▶ **EXERCISE TASK**: Copy out the listing that follows, exactly, without its pictures.

Collected data
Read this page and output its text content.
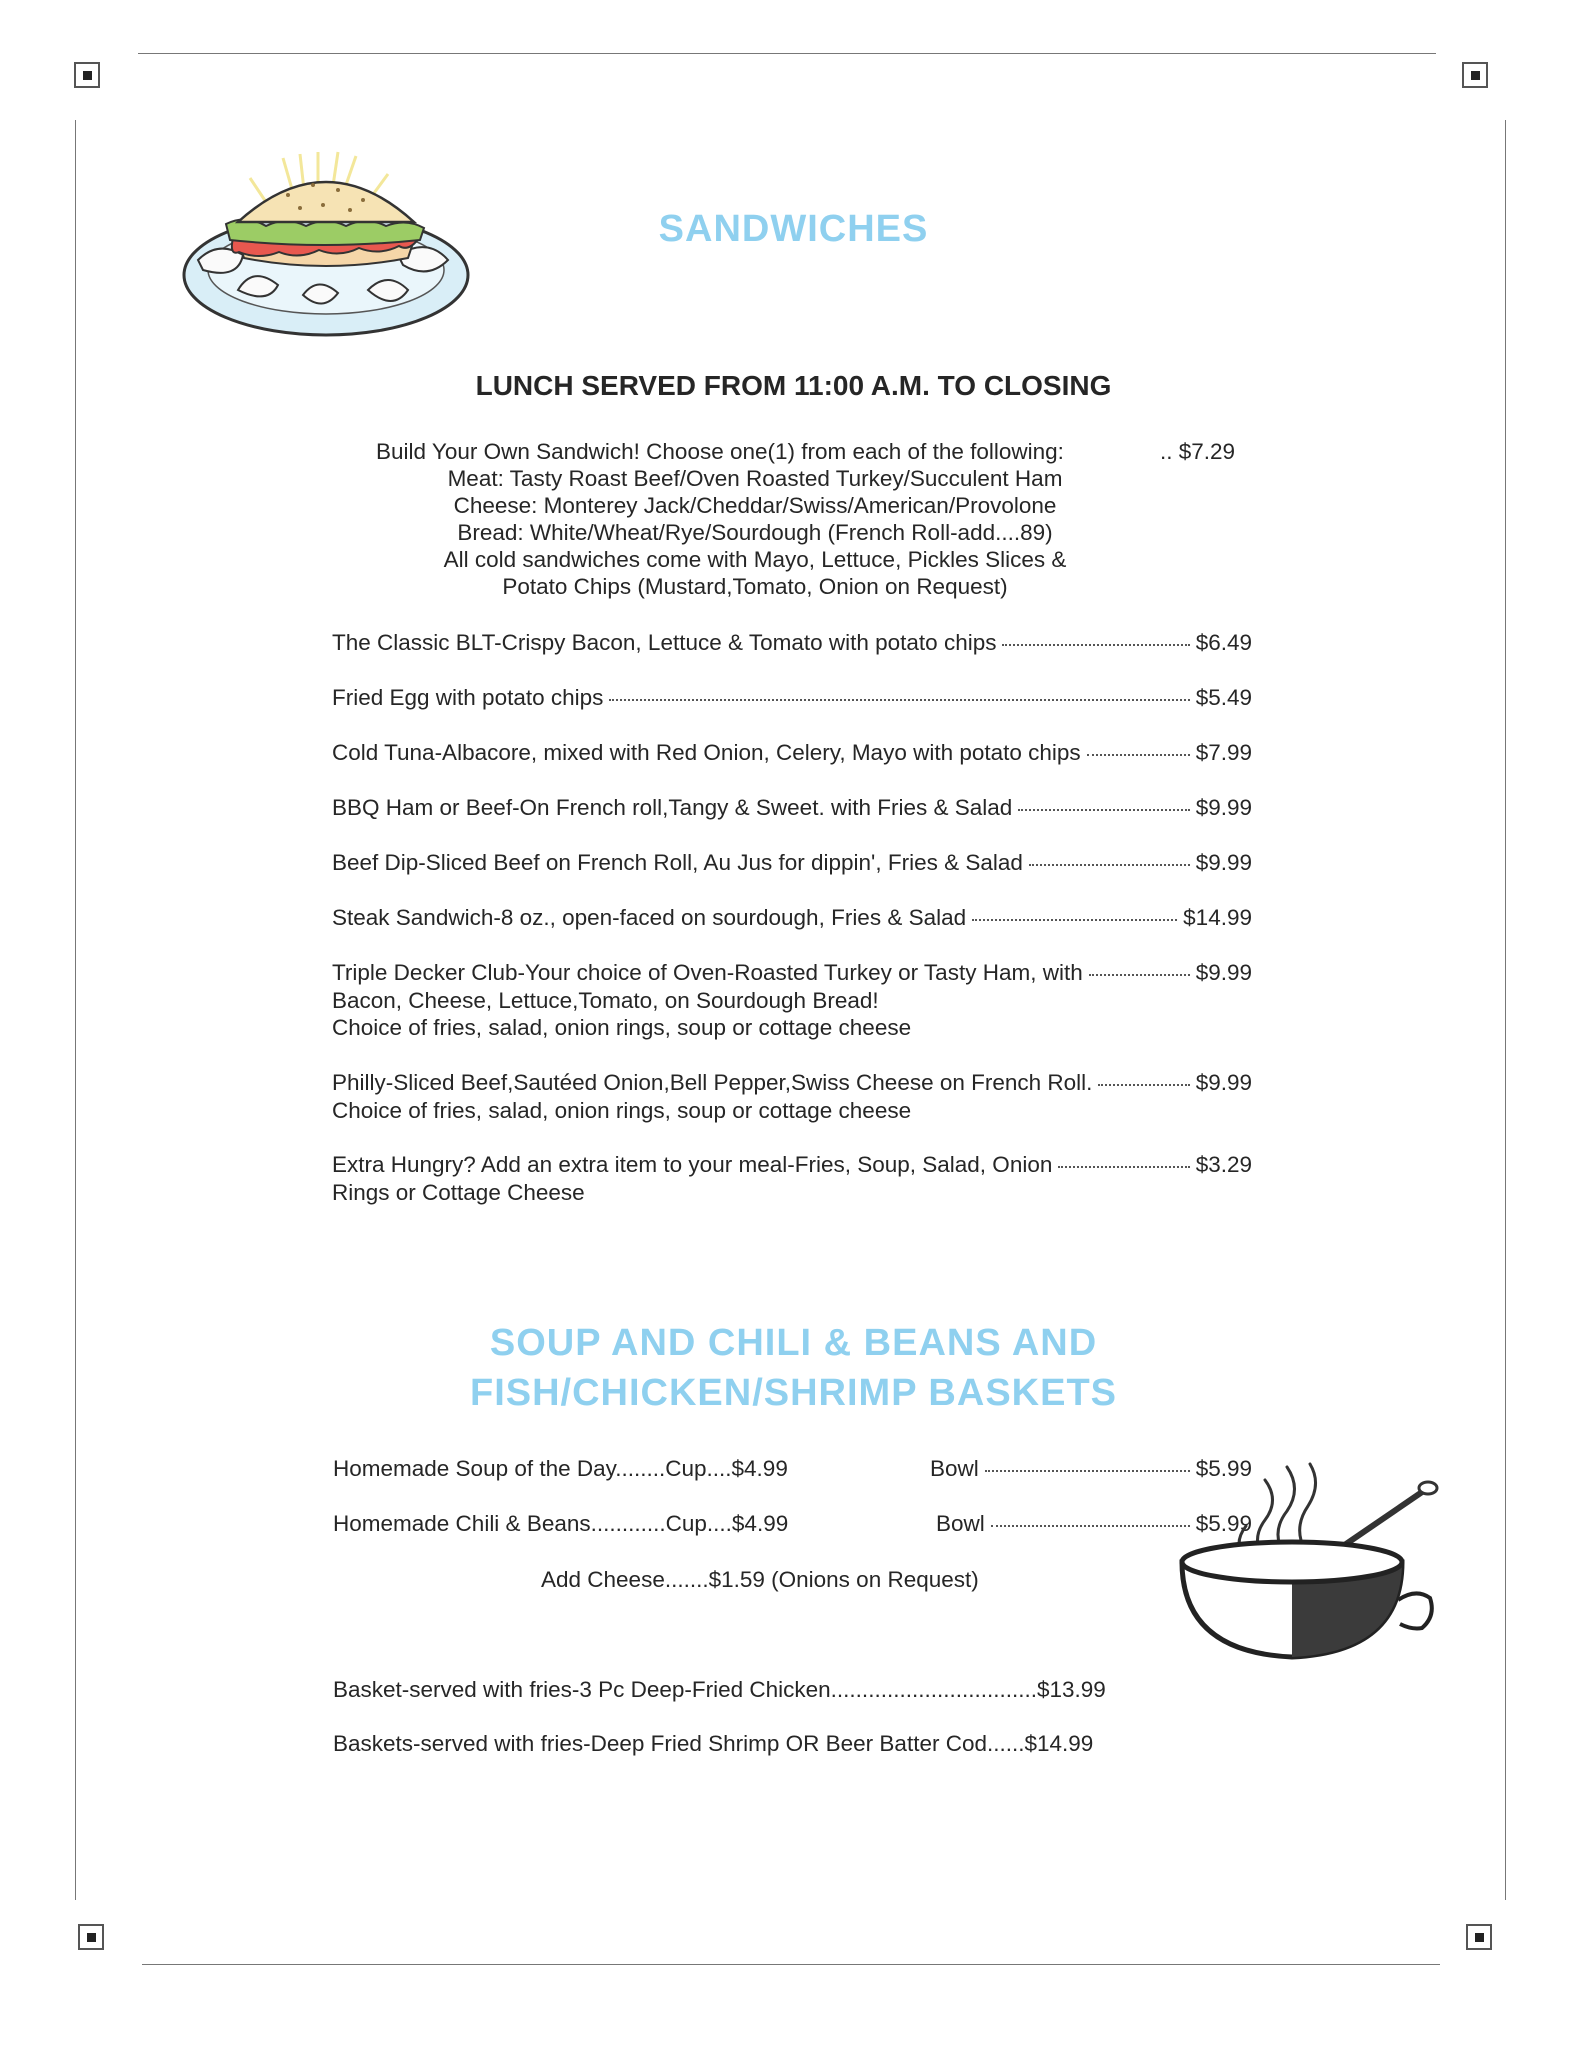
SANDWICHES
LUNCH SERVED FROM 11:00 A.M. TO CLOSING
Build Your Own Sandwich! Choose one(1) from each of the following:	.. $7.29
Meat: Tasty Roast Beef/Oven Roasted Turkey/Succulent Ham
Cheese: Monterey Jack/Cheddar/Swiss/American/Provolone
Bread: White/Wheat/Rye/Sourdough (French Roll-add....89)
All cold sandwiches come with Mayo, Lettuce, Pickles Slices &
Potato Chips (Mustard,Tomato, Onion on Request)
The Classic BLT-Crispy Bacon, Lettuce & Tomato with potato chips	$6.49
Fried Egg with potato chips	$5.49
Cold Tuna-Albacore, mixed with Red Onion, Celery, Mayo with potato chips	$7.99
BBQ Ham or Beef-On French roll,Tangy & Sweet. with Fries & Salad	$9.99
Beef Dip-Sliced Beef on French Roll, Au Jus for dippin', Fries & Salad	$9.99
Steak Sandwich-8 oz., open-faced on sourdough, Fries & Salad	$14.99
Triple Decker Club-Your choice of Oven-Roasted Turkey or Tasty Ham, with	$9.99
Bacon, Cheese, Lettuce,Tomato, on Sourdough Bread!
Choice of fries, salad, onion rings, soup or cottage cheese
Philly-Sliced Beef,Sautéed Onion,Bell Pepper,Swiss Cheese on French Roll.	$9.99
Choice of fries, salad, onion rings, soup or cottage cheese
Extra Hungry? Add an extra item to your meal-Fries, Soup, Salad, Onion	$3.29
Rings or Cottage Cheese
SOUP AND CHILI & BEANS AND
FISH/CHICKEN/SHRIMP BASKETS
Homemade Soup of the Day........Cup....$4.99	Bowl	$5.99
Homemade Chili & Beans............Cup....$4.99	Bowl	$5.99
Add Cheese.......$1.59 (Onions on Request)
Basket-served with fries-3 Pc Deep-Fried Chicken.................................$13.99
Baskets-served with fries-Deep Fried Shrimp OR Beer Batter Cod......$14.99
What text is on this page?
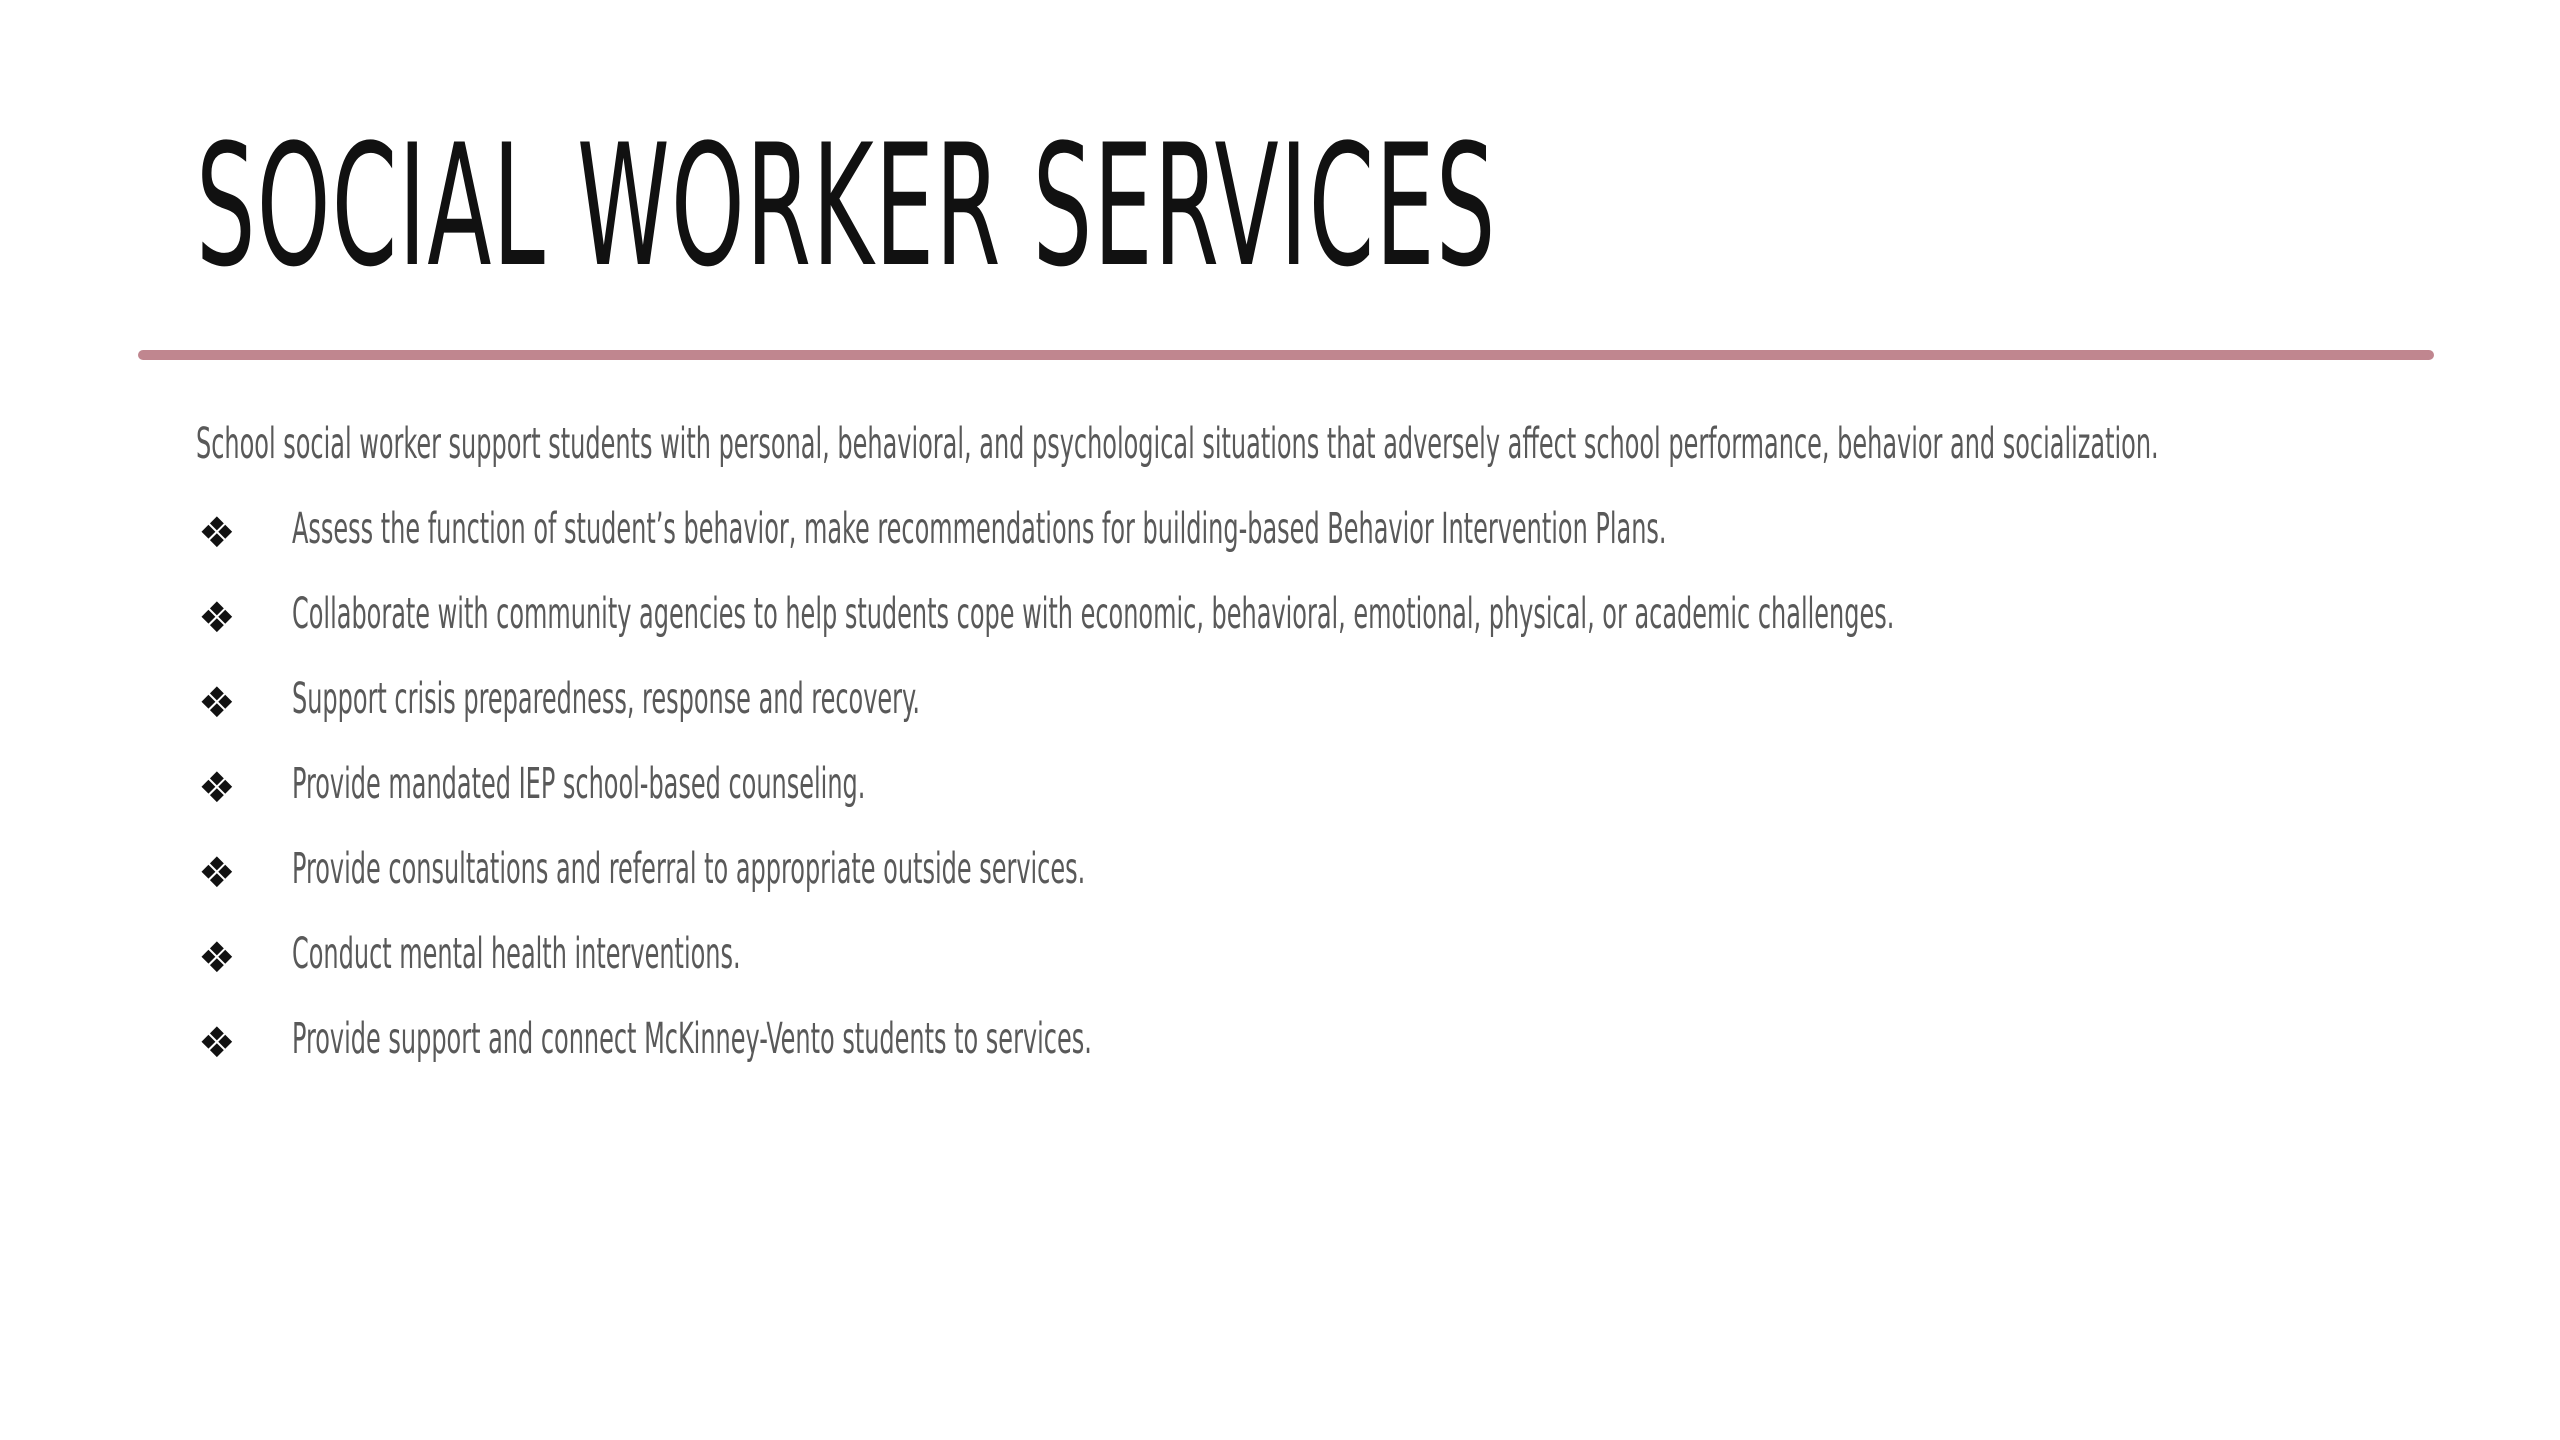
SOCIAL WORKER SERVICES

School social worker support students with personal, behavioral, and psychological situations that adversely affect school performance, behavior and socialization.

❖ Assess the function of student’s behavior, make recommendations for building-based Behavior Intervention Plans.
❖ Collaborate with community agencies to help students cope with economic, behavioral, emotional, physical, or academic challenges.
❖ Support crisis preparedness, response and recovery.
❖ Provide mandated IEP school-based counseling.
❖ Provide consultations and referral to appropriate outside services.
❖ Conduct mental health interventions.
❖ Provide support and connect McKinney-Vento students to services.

▶ **FINAL RESULT**:
Read this page and output its text content.
SANDWICHES
LUNCH SERVED FROM 11:00 A.M. TO CLOSING
Build Your Own Sandwich! Choose one(1) from each of the following:	.. $7.29
Meat: Tasty Roast Beef/Oven Roasted Turkey/Succulent Ham
Cheese: Monterey Jack/Cheddar/Swiss/American/Provolone
Bread: White/Wheat/Rye/Sourdough (French Roll-add....89)
All cold sandwiches come with Mayo, Lettuce, Pickles Slices &
Potato Chips (Mustard,Tomato, Onion on Request)
The Classic BLT-Crispy Bacon, Lettuce & Tomato with potato chips	$6.49
Fried Egg with potato chips	$5.49
Cold Tuna-Albacore, mixed with Red Onion, Celery, Mayo with potato chips	$7.99
BBQ Ham or Beef-On French roll,Tangy & Sweet. with Fries & Salad	$9.99
Beef Dip-Sliced Beef on French Roll, Au Jus for dippin', Fries & Salad	$9.99
Steak Sandwich-8 oz., open-faced on sourdough, Fries & Salad	$14.99
Triple Decker Club-Your choice of Oven-Roasted Turkey or Tasty Ham, with	$9.99
Bacon, Cheese, Lettuce,Tomato, on Sourdough Bread!
Choice of fries, salad, onion rings, soup or cottage cheese
Philly-Sliced Beef,Sautéed Onion,Bell Pepper,Swiss Cheese on French Roll.	$9.99
Choice of fries, salad, onion rings, soup or cottage cheese
Extra Hungry? Add an extra item to your meal-Fries, Soup, Salad, Onion	$3.29
Rings or Cottage Cheese
SOUP AND CHILI & BEANS AND
FISH/CHICKEN/SHRIMP BASKETS
Homemade Soup of the Day........Cup....$4.99	Bowl	$5.99
Homemade Chili & Beans............Cup....$4.99	Bowl	$5.99
Add Cheese.......$1.59 (Onions on Request)
Basket-served with fries-3 Pc Deep-Fried Chicken.................................$13.99
Baskets-served with fries-Deep Fried Shrimp OR Beer Batter Cod......$14.99
What text is on this page?
SOCIAL WORKER SERVICES

School social worker support students with personal, behavioral, and psychological situations that adversely affect school performance, behavior and socialization.

❖ Assess the function of student’s behavior, make recommendations for building-based Behavior Intervention Plans.
❖ Collaborate with community agencies to help students cope with economic, behavioral, emotional, physical, or academic challenges.
❖ Support crisis preparedness, response and recovery.
❖ Provide mandated IEP school-based counseling.
❖ Provide consultations and referral to appropriate outside services.
❖ Conduct mental health interventions.
❖ Provide support and connect McKinney-Vento students to services.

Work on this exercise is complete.